> **Required task**
Show all lines holding "JSON".

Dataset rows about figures
-- START --

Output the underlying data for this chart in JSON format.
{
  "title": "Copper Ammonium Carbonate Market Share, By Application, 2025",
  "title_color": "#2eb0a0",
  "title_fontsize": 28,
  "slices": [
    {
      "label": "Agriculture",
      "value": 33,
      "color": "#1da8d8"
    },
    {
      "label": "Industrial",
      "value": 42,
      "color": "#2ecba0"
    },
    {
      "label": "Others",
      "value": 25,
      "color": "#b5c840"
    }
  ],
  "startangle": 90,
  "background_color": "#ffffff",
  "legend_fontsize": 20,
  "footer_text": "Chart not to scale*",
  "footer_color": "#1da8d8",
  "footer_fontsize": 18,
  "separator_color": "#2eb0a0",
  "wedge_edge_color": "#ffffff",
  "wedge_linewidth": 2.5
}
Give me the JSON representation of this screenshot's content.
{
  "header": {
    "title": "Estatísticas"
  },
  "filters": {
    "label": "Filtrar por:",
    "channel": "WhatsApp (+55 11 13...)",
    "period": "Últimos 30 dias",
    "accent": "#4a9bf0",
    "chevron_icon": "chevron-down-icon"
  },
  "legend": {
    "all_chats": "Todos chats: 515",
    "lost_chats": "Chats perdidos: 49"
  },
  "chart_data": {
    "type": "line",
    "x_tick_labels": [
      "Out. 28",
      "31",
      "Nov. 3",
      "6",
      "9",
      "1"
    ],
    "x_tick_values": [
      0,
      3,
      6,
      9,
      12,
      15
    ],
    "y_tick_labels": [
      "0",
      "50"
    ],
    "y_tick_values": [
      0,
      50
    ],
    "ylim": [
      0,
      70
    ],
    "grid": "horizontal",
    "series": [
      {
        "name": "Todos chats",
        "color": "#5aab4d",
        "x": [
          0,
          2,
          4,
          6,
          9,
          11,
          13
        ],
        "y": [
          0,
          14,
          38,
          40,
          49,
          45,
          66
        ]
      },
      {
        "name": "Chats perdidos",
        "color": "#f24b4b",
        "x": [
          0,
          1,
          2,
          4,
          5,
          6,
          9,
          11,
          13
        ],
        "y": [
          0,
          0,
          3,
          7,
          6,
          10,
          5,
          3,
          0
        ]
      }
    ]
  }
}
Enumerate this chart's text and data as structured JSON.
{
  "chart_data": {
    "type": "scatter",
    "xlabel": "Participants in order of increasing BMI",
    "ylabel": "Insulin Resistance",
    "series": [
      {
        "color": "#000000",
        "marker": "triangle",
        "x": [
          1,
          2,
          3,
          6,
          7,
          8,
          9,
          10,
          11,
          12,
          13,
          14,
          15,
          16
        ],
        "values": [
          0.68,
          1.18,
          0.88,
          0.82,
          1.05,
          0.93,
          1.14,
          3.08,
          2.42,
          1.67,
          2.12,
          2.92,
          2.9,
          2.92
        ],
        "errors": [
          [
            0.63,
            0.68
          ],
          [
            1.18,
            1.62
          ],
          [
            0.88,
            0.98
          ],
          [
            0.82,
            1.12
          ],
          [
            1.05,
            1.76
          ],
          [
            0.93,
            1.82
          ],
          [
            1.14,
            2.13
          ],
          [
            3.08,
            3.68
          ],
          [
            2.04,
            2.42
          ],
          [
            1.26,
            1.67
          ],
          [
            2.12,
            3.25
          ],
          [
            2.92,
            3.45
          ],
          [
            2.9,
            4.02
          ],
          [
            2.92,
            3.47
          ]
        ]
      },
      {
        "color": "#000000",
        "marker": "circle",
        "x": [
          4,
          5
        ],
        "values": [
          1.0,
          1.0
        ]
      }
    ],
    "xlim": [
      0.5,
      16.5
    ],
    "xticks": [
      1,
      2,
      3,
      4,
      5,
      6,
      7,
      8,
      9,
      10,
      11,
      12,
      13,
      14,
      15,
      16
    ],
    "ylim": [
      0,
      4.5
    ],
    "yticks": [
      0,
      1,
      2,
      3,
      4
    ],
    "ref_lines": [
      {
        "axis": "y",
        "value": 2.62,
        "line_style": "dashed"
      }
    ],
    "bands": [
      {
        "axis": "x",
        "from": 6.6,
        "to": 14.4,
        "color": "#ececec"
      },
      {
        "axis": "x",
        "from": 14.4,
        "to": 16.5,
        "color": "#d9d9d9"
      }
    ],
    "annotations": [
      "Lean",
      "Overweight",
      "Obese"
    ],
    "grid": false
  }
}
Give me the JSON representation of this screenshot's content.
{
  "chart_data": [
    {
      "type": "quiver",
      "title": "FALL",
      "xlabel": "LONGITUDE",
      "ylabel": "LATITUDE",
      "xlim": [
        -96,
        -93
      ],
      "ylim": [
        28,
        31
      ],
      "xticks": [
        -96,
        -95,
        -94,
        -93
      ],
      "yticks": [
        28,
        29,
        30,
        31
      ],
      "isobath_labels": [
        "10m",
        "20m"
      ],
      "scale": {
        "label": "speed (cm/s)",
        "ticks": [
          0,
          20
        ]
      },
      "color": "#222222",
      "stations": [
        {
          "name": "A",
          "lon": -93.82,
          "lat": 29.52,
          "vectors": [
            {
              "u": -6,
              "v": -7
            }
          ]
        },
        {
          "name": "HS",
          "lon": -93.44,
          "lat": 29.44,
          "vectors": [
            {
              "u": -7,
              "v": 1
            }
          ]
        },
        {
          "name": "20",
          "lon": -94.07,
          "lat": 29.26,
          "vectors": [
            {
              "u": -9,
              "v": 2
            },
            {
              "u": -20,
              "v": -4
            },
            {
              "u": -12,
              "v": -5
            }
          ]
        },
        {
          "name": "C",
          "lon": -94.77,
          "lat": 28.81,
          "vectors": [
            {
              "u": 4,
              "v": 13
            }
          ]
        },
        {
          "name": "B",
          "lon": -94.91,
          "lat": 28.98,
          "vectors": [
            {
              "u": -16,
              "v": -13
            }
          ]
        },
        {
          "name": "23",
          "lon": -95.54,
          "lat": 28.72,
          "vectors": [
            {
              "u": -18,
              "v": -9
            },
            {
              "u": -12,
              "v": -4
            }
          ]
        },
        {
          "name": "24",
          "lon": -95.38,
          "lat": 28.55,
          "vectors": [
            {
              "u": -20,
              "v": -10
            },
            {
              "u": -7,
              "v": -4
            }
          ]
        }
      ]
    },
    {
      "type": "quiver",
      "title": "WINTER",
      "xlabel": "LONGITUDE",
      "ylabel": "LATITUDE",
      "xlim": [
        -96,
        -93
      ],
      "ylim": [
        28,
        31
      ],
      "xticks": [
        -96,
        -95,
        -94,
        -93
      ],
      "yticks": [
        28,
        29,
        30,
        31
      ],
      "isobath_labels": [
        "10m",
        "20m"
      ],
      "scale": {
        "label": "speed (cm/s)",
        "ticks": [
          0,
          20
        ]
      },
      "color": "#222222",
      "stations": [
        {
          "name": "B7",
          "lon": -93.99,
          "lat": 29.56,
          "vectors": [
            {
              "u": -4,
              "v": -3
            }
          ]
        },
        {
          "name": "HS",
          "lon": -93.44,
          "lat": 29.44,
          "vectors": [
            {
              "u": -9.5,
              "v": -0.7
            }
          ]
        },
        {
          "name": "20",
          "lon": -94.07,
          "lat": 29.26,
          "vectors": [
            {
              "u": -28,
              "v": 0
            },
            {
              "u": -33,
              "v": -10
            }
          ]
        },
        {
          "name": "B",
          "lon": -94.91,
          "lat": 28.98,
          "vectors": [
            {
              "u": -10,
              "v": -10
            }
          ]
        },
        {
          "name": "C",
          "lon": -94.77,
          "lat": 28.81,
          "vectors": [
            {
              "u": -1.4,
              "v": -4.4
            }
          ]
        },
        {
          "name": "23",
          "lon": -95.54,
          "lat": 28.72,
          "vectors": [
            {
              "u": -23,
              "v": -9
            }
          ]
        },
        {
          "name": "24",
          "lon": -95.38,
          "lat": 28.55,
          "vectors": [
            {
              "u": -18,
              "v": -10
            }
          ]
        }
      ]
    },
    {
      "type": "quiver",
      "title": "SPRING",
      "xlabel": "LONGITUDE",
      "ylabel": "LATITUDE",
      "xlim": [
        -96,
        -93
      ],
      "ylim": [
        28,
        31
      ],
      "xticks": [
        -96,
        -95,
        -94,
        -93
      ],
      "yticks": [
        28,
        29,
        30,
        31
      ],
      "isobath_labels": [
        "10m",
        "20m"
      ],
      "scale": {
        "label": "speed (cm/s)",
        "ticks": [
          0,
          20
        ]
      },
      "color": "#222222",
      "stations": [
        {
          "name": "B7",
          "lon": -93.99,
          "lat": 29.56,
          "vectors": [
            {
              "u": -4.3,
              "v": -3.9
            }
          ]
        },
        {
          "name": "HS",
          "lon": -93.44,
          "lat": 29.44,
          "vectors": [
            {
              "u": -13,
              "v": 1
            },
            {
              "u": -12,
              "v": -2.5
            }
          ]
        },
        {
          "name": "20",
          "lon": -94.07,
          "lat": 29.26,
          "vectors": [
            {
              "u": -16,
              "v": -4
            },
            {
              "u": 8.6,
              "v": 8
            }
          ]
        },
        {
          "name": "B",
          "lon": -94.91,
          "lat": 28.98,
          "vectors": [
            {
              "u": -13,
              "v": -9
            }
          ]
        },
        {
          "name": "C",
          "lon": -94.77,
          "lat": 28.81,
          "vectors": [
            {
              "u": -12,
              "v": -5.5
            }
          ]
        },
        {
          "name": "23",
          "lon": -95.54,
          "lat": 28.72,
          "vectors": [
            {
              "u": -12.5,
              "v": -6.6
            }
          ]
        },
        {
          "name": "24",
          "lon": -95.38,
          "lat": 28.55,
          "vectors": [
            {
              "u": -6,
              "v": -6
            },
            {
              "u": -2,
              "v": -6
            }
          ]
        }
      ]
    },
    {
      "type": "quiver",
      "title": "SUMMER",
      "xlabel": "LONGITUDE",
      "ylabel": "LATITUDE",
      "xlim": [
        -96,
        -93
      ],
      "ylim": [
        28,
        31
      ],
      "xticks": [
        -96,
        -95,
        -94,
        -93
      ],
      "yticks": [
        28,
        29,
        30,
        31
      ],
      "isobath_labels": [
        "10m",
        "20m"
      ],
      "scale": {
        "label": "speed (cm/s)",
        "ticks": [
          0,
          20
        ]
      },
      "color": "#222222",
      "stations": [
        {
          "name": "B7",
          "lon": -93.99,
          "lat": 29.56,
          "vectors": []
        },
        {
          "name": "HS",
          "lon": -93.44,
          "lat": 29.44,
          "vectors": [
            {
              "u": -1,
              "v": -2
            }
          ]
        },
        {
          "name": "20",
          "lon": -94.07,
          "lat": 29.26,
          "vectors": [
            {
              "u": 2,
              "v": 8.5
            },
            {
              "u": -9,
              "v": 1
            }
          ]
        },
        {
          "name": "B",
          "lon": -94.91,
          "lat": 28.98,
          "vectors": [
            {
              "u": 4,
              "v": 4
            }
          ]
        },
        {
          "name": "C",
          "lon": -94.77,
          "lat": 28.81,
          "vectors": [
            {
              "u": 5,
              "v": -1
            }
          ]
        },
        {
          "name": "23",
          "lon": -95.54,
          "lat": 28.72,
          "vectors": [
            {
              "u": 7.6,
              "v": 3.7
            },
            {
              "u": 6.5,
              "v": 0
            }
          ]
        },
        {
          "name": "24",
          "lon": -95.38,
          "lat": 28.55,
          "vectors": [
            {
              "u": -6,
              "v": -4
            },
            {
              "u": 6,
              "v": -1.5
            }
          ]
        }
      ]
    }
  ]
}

-- END --

> **Answer below**
Output the underlying data for this chart in JSON format.
Give me the JSON representation of this screenshot's content.
Enumerate this chart's text and data as structured JSON.
Give me the JSON representation of this screenshot's content.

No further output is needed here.